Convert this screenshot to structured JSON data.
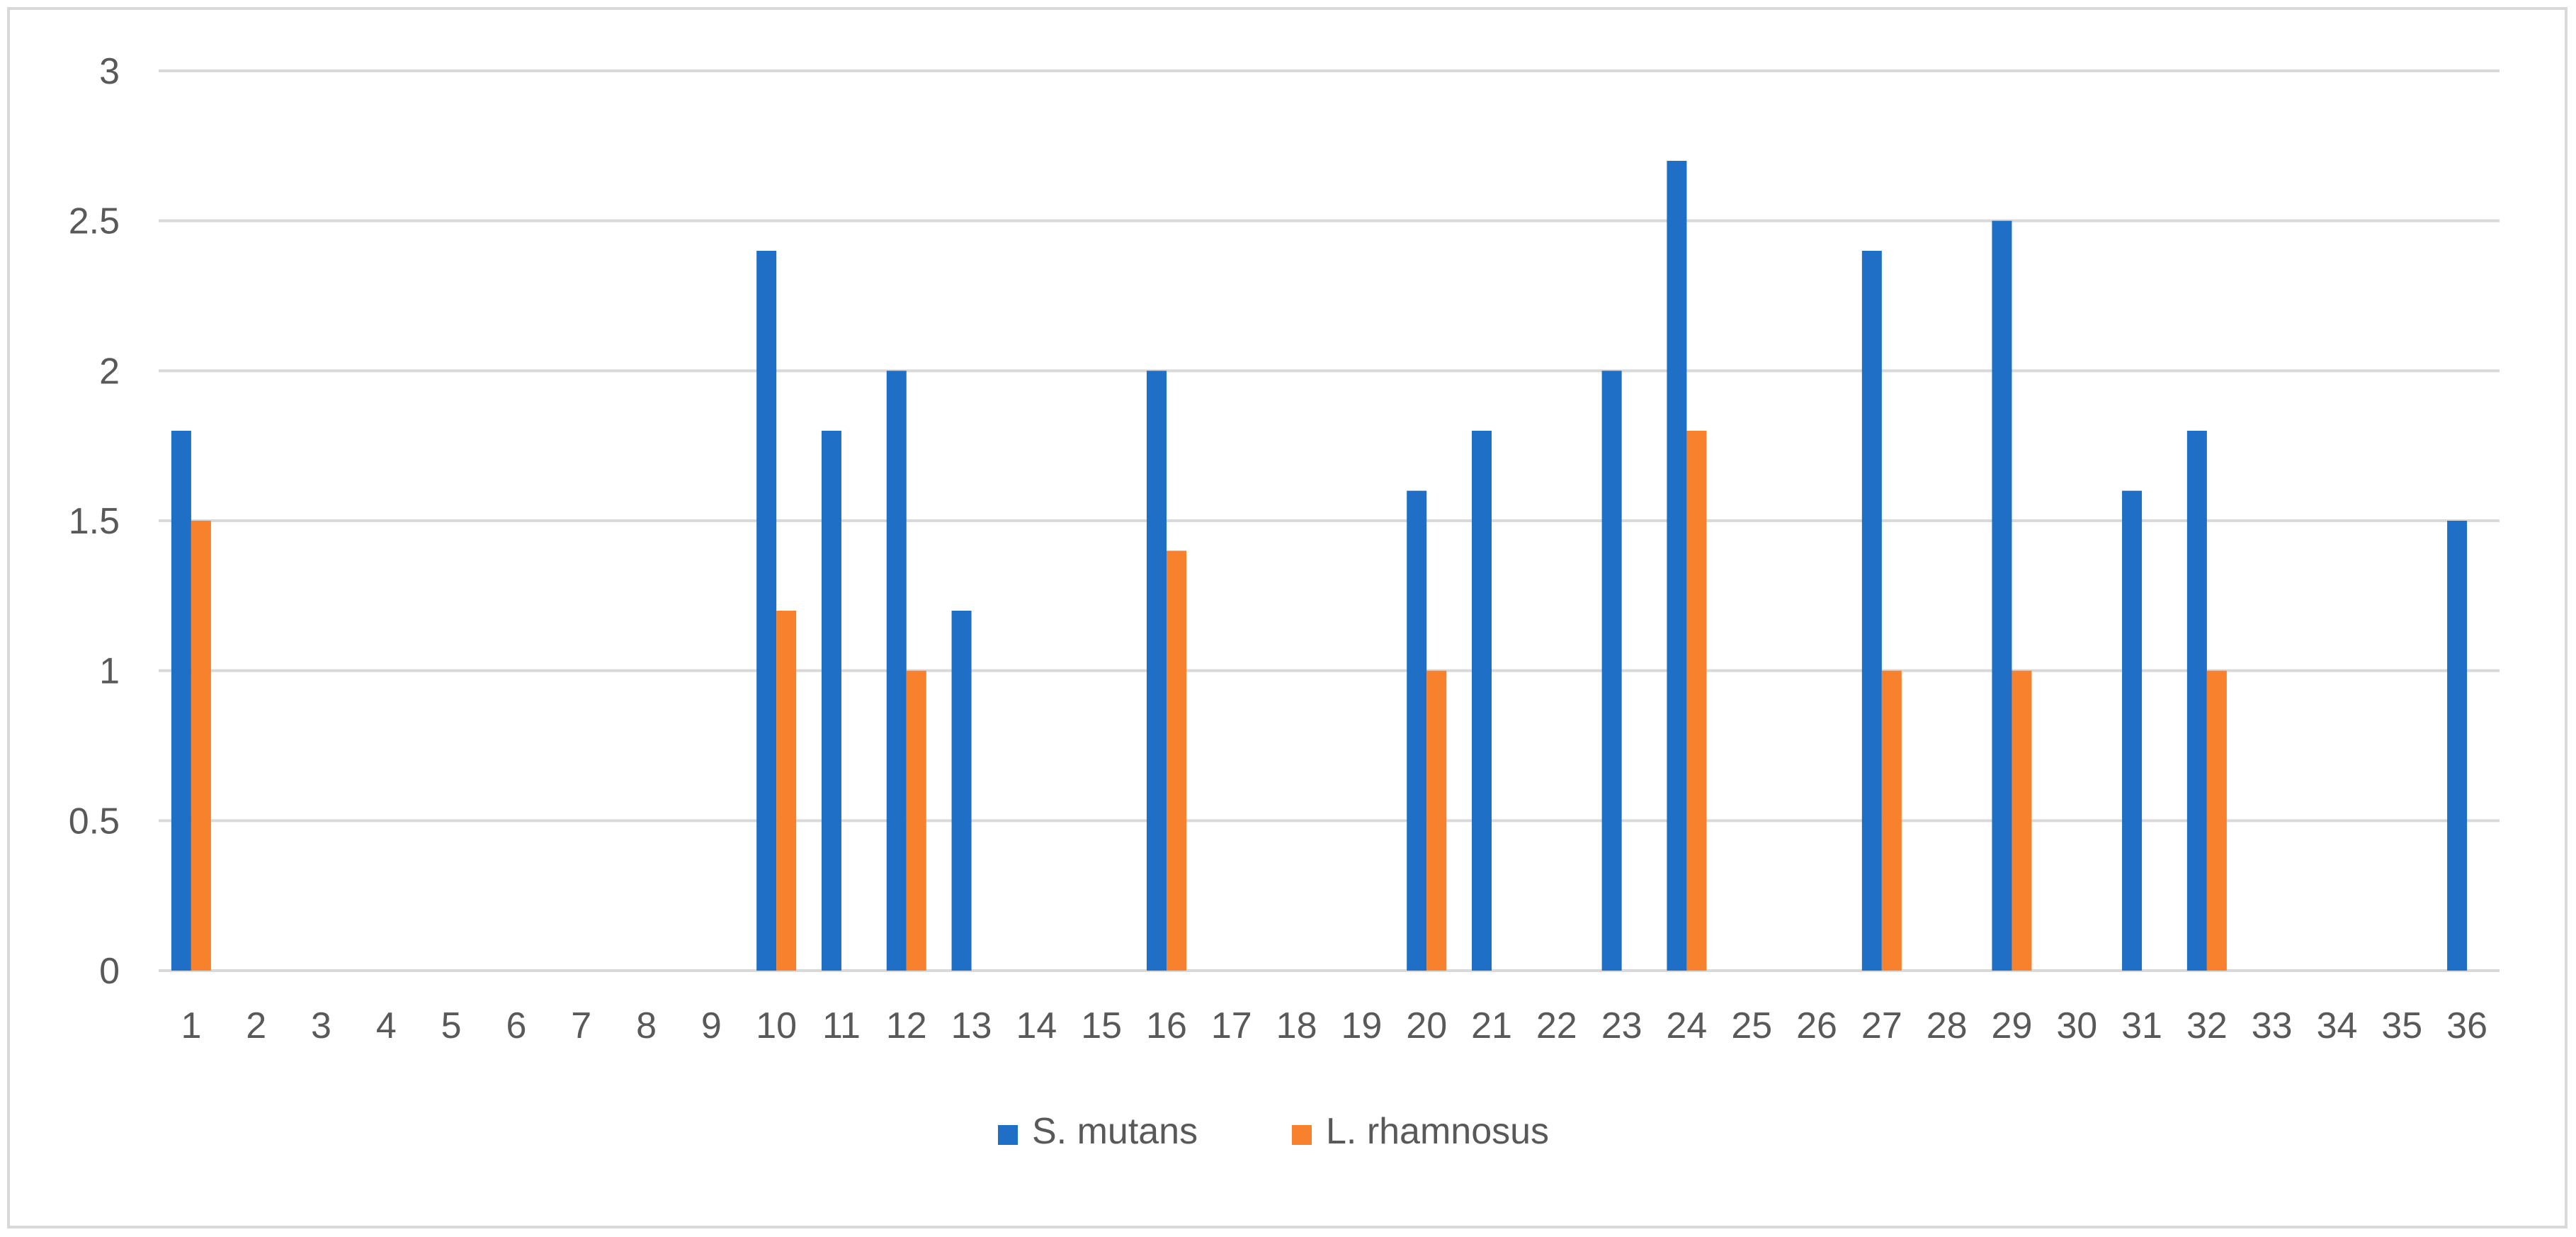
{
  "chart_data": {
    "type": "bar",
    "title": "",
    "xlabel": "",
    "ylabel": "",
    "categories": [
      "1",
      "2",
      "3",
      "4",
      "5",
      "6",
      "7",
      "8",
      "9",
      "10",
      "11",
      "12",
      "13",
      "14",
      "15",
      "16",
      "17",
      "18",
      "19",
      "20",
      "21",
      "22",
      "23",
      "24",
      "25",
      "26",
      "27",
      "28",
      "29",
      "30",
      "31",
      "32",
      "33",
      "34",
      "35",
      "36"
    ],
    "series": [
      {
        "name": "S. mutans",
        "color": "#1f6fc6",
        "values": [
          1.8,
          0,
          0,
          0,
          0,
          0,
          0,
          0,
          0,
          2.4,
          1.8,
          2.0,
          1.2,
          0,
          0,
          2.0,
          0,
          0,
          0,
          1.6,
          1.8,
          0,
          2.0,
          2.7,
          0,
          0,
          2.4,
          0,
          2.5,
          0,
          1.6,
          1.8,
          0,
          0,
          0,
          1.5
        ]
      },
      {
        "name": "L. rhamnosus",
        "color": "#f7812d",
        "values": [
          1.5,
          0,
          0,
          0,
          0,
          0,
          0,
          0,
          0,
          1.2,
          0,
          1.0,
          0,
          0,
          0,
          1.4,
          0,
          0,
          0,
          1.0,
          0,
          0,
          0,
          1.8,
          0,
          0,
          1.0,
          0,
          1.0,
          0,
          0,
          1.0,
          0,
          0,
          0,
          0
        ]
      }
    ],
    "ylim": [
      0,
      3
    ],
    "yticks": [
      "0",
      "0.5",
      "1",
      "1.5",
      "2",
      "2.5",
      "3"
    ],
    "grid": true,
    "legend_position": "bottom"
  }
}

◆ **Task to complete**
All entries must be written out again exactly as given, with no pictures in the copy.

◆ **Exercise answer**
Convert this screenshot to structured JSON data.
{
  "chart_data": {
    "type": "bar",
    "title": "",
    "xlabel": "",
    "ylabel": "",
    "categories": [
      "1",
      "2",
      "3",
      "4",
      "5",
      "6",
      "7",
      "8",
      "9",
      "10",
      "11",
      "12",
      "13",
      "14",
      "15",
      "16",
      "17",
      "18",
      "19",
      "20",
      "21",
      "22",
      "23",
      "24",
      "25",
      "26",
      "27",
      "28",
      "29",
      "30",
      "31",
      "32",
      "33",
      "34",
      "35",
      "36"
    ],
    "series": [
      {
        "name": "S. mutans",
        "color": "#1f6fc6",
        "values": [
          1.8,
          0,
          0,
          0,
          0,
          0,
          0,
          0,
          0,
          2.4,
          1.8,
          2.0,
          1.2,
          0,
          0,
          2.0,
          0,
          0,
          0,
          1.6,
          1.8,
          0,
          2.0,
          2.7,
          0,
          0,
          2.4,
          0,
          2.5,
          0,
          1.6,
          1.8,
          0,
          0,
          0,
          1.5
        ]
      },
      {
        "name": "L. rhamnosus",
        "color": "#f7812d",
        "values": [
          1.5,
          0,
          0,
          0,
          0,
          0,
          0,
          0,
          0,
          1.2,
          0,
          1.0,
          0,
          0,
          0,
          1.4,
          0,
          0,
          0,
          1.0,
          0,
          0,
          0,
          1.8,
          0,
          0,
          1.0,
          0,
          1.0,
          0,
          0,
          1.0,
          0,
          0,
          0,
          0
        ]
      }
    ],
    "ylim": [
      0,
      3
    ],
    "yticks": [
      "0",
      "0.5",
      "1",
      "1.5",
      "2",
      "2.5",
      "3"
    ],
    "grid": true,
    "legend_position": "bottom"
  }
}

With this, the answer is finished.